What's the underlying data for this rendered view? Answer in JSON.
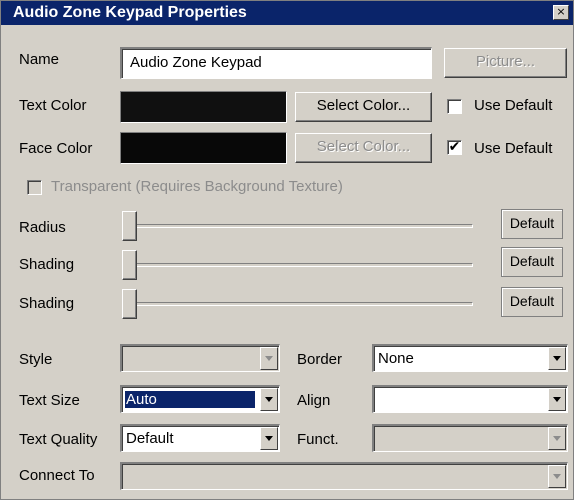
{
  "window": {
    "title": "Audio Zone Keypad Properties",
    "close_label": "×"
  },
  "name_row": {
    "label": "Name",
    "value": "Audio Zone Keypad",
    "picture_button": "Picture..."
  },
  "text_color": {
    "label": "Text Color",
    "swatch_color": "#101010",
    "select_button": "Select Color...",
    "use_default_label": "Use Default",
    "use_default_checked": false
  },
  "face_color": {
    "label": "Face Color",
    "swatch_color": "#080808",
    "select_button": "Select Color...",
    "use_default_label": "Use Default",
    "use_default_checked": true,
    "check_mark": "✔"
  },
  "transparent": {
    "label": "Transparent (Requires Background Texture)",
    "checked": false
  },
  "sliders": [
    {
      "label": "Radius",
      "default_label": "Default"
    },
    {
      "label": "Shading",
      "default_label": "Default"
    },
    {
      "label": "Shading",
      "default_label": "Default"
    }
  ],
  "style": {
    "label": "Style",
    "value": ""
  },
  "border": {
    "label": "Border",
    "value": "None"
  },
  "text_size": {
    "label": "Text Size",
    "value": "Auto"
  },
  "align": {
    "label": "Align",
    "value": ""
  },
  "text_quality": {
    "label": "Text Quality",
    "value": "Default"
  },
  "funct": {
    "label": "Funct.",
    "value": ""
  },
  "connect_to": {
    "label": "Connect To",
    "value": ""
  }
}
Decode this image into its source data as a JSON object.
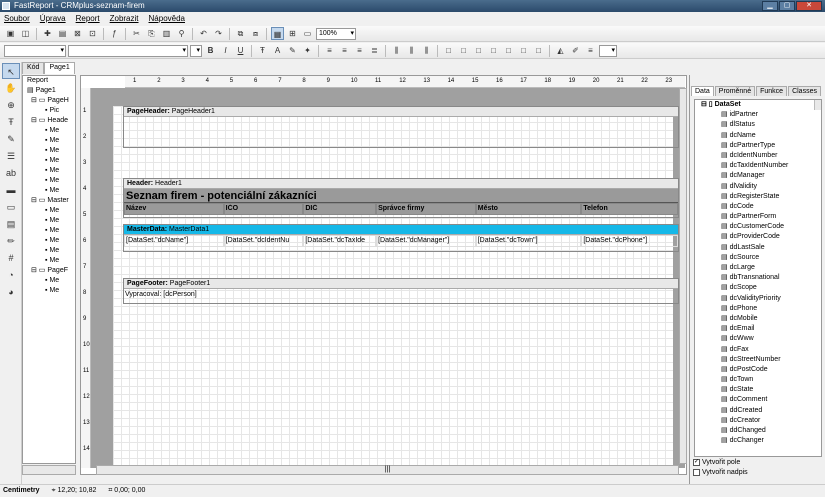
{
  "window": {
    "title": "FastReport - CRMplus-seznam-firem",
    "min": "▁",
    "max": "▢",
    "close": "✕"
  },
  "menu": [
    "Soubor",
    "Úprava",
    "Report",
    "Zobrazit",
    "Nápověda"
  ],
  "toolbar": {
    "zoom": "100%"
  },
  "left_tabs": {
    "code": "Kód",
    "page": "Page1"
  },
  "report_tree": {
    "root": "Report",
    "page": "Page1",
    "items": [
      "PageH",
      "Pic",
      "Heade",
      "Me",
      "Me",
      "Me",
      "Me",
      "Me",
      "Me",
      "Me",
      "Master",
      "Me",
      "Me",
      "Me",
      "Me",
      "Me",
      "Me",
      "PageF",
      "Me",
      "Me"
    ]
  },
  "bands": {
    "page_header": {
      "kind": "PageHeader:",
      "name": "PageHeader1"
    },
    "header": {
      "kind": "Header:",
      "name": "Header1",
      "title": "Seznam firem - potenciální zákazníci",
      "columns": [
        "Název",
        "IČO",
        "DIČ",
        "Správce firmy",
        "Město",
        "Telefon"
      ]
    },
    "master": {
      "kind": "MasterData:",
      "name": "MasterData1",
      "fields": [
        "[DataSet.\"dcName\"]",
        "[DataSet.\"dcIdentNu",
        "[DataSet.\"dcTaxIde",
        "[DataSet.\"dcManager\"]",
        "[DataSet.\"dcTown\"]",
        "[DataSet.\"dcPhone\"]"
      ]
    },
    "page_footer": {
      "kind": "PageFooter:",
      "name": "PageFooter1",
      "text": "Vypracoval: [dcPerson]"
    }
  },
  "right_panel": {
    "tabs": [
      "Data",
      "Proměnné",
      "Funkce",
      "Classes"
    ],
    "dataset": "DataSet",
    "fields": [
      "idPartner",
      "dlStatus",
      "dcName",
      "dcPartnerType",
      "dcIdentNumber",
      "dcTaxIdentNumber",
      "dcManager",
      "dlValidity",
      "dcRegisterState",
      "dcCode",
      "dcPartnerForm",
      "dcCustomerCode",
      "dcProviderCode",
      "ddLastSale",
      "dcSource",
      "dcLarge",
      "dbTransnational",
      "dcScope",
      "dcValidityPriority",
      "dcPhone",
      "dcMobile",
      "dcEmail",
      "dcWww",
      "dcFax",
      "dcStreetNumber",
      "dcPostCode",
      "dcTown",
      "dcState",
      "dcComment",
      "ddCreated",
      "dcCreator",
      "ddChanged",
      "dcChanger"
    ],
    "check_create_field": "Vytvořit pole",
    "check_create_title": "Vytvořit nadpis"
  },
  "status": {
    "units": "Centimetry",
    "pos1": "12,20; 10,82",
    "pos2": "0,00; 0,00"
  },
  "ruler_h": [
    "1",
    "2",
    "3",
    "4",
    "5",
    "6",
    "7",
    "8",
    "9",
    "10",
    "11",
    "12",
    "13",
    "14",
    "15",
    "16",
    "17",
    "18",
    "19",
    "20",
    "21",
    "22",
    "23"
  ],
  "ruler_v": [
    "1",
    "2",
    "3",
    "4",
    "5",
    "6",
    "7",
    "8",
    "9",
    "10",
    "11",
    "12",
    "13",
    "14"
  ]
}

__Request__: Give the number of lines in the records that contain the string "Vytvořit", and nothing besides.

__Final answer__: 2